Chamada pela esquerda de ‘Globo golpista’ nos últimos anos, a emissora da família Marinho tinha o desafio de recuperar a imagem de imparcialidade de seu jornalismo nessa eleição.
No geral, seus telejornais exibiram uma cobertura coerente ao longo da campanha. Mas alguns acontecimentos suscitaram repercussão negativa.
As sabatinas com Jair Bolsonaro e Fernando Haddad na bancada do ‘Jornal Nacional’ fizeram os âncoras William Bonner e Renata Vasconcellos serem contestados pelo tom inquisidor.
Na ocasião, os dois presidenciáveis torpedearam a emissora. Bolsonaro usou a diferença salarial entre Bonner e Renata para tentar justificar a razão de muitos homens ganharem mais do que mulheres.
Vociferou contra os “bilhões” que o canal receberia de verba estatal (informação depois contestada pelo Grupo Globo) e voltou a citar o apoio do fundador da emissora, Roberto Marinho (1904-2003), ao regime militar. O candidato do PSL soube usar a Globo contra a Globo.
Ao ficar diante das câmeras do ‘JN’, Haddad soltou uma frase bombástica que ecoou na imprensa e nas redes sociais: “A Globo condena por antecipação”.
Questionado pelos apresentadores a respeito de vários petistas investigados em inquéritos sobre corrupção, ele devolveu: “A Globo também é investigada”. E insistiu: “Vocês não tratariam os problemas da Rede Globo como tratam os problemas do PT”. O candidato se referia a cobranças de impostos feitas ao canal pela Receita Federal.
Outra vez, questões internas da emissora foram usadas em momento de grande visibilidade para contestar sua isenção jornalística e o hipotético prejuízo que teria gerado aos cofres do governo.
Mais grave foi a suspeita de omissão provocada pelo pouco espaço dado nos telejornais para abordar a acusação de uso criminoso de mensagens de WhatsApp por apoiadores de Jair Bolsonaro.
A emissora passou a cobrir o caso com a devida atenção somente dois dias depois, quando o TSE (Tribunal Superior Eleitoral) reconheceu a gravidade da denúncia e iniciou uma investigação. Críticos de Bolsonaro afirmaram que a Globo poupou o militar.
O grande golpe sofrido pela mais poderosa rede de TV do País foi o cancelamento do debate presidencial do segundo turno, considerado o mais importante evento televisivo da campanha.
········
No texto sobre a Globo nas eleições, copie o trecho que começa em "Questionado pelos apresentadores" e termina em "cofres do governo.", trocando "apresentadores" por "âncoras".
········
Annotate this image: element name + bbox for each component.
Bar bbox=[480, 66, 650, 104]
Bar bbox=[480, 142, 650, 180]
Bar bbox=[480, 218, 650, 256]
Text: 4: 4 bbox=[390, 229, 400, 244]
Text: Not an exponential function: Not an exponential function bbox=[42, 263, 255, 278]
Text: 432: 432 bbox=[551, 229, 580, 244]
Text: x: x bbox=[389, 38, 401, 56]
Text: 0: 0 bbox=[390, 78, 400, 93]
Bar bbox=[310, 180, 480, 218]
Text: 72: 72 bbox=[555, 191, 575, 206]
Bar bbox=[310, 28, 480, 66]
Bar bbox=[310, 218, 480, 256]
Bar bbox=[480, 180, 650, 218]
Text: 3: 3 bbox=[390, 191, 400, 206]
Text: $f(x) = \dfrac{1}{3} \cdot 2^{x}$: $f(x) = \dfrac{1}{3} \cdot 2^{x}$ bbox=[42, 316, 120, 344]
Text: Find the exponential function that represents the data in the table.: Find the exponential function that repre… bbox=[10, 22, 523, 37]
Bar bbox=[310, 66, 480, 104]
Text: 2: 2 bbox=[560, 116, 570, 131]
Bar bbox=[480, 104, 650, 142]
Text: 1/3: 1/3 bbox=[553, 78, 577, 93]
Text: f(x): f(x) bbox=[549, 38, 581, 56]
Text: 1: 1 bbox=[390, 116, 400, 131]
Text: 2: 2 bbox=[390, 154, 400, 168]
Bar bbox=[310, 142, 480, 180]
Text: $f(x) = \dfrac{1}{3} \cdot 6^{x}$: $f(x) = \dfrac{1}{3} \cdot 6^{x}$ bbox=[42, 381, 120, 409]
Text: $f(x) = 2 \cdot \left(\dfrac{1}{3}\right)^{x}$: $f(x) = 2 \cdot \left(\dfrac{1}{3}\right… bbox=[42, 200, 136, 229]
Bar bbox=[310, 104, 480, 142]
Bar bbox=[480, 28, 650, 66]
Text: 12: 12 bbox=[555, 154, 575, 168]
········
**Resolução**
Questionado pelos âncoras a respeito de vários petistas investigados em inquéritos sobre corrupção, ele devolveu: “A Globo também é investigada”. E insistiu: “Vocês não tratariam os problemas da Rede Globo como tratam os problemas do PT”. O candidato se referia a cobranças de impostos feitas ao canal pela Receita Federal.
Outra vez, questões internas da emissora foram usadas em momento de grande visibilidade para contestar sua isenção jornalística e o hipotético prejuízo que teria gerado aos cofres do governo.